**WORK TO COMPLETE:**
Each line that includes the word "潼南区政府" counts once; give the total and nothing more.

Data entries
+---+
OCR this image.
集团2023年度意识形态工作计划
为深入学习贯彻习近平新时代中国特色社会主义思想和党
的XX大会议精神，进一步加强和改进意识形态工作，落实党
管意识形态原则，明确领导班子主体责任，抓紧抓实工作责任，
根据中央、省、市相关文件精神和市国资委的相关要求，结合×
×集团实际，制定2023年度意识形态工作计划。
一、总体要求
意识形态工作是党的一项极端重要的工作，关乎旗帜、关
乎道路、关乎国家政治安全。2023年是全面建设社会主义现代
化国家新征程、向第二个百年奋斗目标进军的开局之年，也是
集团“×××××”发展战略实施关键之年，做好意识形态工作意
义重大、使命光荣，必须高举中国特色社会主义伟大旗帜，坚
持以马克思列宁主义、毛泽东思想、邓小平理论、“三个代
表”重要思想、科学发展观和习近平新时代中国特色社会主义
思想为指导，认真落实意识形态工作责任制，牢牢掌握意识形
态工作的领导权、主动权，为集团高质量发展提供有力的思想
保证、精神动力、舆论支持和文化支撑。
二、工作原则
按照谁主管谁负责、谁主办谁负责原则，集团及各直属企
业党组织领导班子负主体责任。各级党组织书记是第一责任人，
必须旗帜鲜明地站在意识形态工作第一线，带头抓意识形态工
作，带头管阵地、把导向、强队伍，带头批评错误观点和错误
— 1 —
+---+
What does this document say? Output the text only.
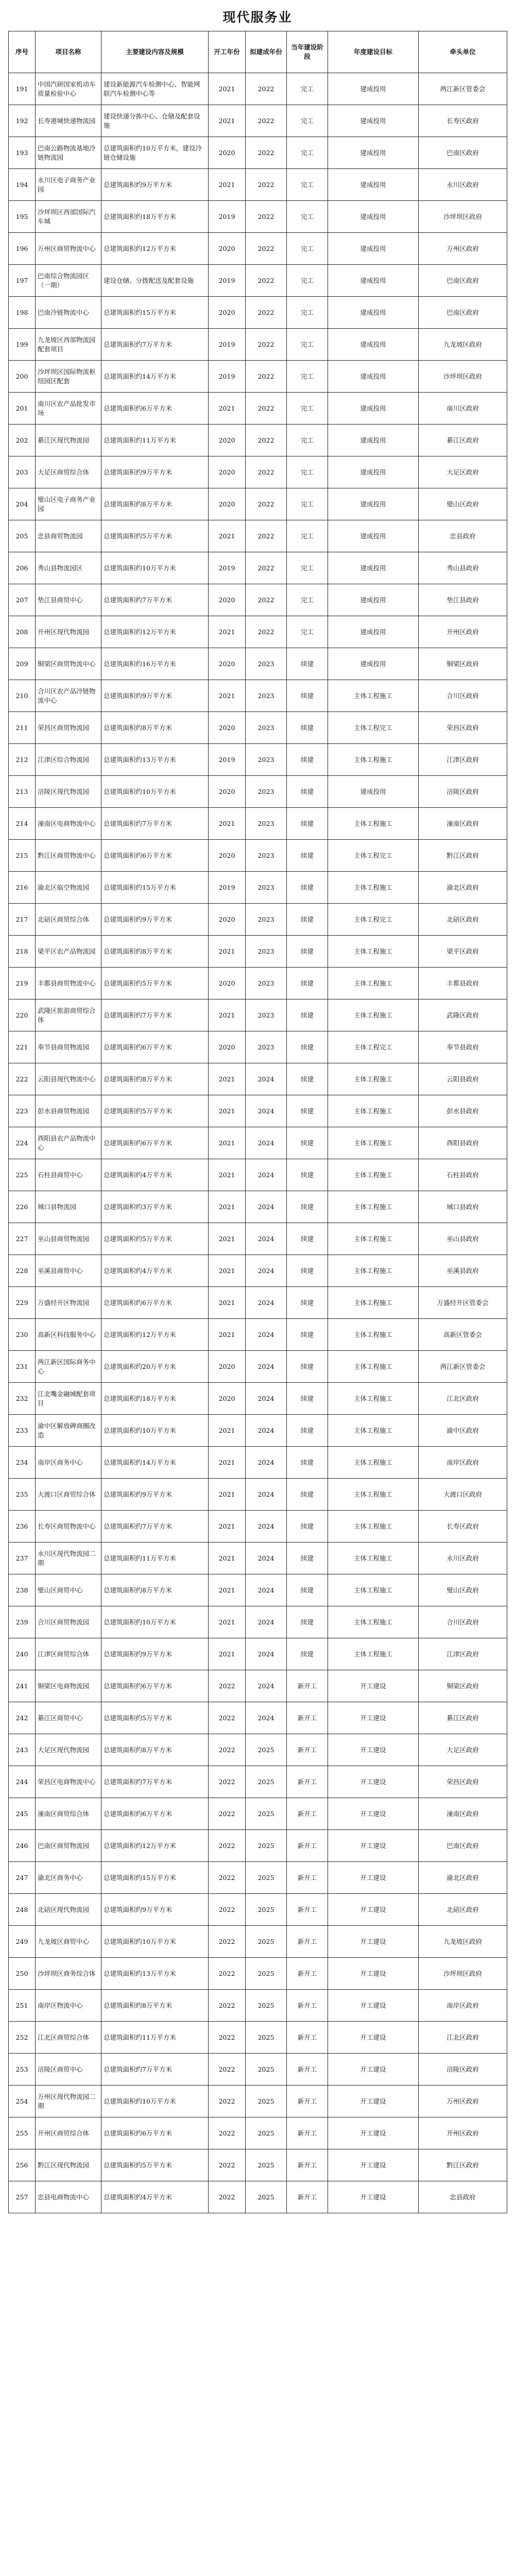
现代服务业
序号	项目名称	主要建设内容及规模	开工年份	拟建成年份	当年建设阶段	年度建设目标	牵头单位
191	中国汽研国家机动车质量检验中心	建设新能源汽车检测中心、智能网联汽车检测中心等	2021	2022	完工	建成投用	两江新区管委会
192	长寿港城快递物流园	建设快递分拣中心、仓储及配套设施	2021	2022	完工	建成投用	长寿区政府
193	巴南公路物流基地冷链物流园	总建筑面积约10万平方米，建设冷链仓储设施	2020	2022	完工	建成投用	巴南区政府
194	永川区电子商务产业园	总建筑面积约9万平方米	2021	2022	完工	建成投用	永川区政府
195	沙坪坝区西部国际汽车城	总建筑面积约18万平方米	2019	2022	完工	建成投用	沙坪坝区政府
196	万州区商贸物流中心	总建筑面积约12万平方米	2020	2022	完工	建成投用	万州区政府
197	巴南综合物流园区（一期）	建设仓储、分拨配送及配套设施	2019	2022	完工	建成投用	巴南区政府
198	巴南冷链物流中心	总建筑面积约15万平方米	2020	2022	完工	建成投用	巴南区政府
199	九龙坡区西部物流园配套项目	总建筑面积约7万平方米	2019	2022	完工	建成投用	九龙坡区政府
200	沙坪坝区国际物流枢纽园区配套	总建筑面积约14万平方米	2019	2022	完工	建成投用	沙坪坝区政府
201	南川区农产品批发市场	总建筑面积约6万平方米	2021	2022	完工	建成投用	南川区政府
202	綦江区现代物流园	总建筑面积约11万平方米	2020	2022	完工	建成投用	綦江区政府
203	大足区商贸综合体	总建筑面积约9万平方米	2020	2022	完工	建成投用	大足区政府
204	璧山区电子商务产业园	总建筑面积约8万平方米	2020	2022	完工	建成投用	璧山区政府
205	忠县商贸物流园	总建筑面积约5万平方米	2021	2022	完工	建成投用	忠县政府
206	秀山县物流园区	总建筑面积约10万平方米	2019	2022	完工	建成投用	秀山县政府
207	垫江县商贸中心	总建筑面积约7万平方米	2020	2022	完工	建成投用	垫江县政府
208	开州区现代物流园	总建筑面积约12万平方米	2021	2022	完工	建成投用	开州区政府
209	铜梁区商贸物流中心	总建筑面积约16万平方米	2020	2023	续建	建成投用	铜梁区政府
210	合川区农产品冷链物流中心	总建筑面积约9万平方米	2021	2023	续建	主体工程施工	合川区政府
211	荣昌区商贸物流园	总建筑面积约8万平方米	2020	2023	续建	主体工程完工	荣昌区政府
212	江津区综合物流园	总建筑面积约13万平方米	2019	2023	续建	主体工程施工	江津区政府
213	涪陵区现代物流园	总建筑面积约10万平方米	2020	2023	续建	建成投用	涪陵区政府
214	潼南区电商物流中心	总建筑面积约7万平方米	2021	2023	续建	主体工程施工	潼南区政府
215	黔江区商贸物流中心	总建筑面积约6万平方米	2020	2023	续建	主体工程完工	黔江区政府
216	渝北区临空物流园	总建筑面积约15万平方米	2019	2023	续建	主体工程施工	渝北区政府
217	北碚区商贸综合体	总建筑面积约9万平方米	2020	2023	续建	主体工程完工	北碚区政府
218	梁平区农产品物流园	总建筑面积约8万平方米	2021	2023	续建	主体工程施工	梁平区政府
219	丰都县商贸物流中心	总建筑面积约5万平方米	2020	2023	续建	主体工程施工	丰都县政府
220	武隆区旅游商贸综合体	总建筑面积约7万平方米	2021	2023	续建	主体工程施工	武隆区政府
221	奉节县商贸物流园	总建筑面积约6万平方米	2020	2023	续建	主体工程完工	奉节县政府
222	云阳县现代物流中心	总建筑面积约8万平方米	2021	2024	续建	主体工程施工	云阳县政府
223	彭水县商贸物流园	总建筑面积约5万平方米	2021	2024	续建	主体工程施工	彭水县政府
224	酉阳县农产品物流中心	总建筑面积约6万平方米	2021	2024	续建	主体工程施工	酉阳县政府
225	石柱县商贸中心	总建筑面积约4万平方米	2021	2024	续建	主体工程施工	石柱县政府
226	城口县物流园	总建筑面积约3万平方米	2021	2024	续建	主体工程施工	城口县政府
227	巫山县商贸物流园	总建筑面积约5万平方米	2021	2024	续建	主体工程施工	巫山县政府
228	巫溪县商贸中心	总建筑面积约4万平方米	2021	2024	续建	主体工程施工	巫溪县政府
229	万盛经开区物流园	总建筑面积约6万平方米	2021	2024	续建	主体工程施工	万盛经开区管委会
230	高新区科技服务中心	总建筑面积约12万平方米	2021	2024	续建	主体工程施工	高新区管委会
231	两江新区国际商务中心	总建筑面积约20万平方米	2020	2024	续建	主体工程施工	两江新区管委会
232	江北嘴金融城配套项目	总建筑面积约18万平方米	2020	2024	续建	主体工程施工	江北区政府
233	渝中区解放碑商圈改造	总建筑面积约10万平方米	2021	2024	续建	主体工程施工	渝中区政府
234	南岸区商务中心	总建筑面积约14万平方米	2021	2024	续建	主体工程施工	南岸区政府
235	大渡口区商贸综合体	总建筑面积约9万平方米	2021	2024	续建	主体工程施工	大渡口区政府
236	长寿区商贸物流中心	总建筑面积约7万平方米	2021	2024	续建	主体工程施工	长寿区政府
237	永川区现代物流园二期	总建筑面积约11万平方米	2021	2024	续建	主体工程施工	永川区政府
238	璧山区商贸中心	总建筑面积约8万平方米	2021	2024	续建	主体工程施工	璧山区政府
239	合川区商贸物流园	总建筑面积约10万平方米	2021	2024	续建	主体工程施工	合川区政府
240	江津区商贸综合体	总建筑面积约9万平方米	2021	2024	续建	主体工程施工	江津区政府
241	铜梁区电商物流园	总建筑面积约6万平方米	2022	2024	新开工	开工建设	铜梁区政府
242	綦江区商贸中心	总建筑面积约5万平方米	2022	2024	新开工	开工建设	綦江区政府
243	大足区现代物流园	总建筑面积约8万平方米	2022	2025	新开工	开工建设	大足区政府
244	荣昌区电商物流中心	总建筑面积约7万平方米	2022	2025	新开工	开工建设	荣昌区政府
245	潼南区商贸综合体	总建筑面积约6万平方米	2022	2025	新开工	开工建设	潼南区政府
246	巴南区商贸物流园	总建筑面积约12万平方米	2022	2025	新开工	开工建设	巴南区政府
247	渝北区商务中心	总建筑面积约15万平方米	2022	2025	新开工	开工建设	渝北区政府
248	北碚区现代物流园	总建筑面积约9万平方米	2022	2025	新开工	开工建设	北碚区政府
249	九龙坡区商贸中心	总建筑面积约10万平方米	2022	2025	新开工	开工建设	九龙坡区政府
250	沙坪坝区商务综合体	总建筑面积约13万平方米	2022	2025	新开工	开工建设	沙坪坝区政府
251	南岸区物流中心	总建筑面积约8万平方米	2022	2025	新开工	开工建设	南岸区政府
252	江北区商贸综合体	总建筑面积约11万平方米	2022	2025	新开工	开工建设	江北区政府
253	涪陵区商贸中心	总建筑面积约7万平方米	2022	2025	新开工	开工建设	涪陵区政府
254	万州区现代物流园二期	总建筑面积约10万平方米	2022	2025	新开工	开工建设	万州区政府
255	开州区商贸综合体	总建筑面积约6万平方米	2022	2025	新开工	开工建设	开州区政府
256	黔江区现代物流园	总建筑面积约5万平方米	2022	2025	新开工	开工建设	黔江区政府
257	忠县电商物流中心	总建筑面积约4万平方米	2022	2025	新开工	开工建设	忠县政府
+---+
**COMPLETED TASK:**
2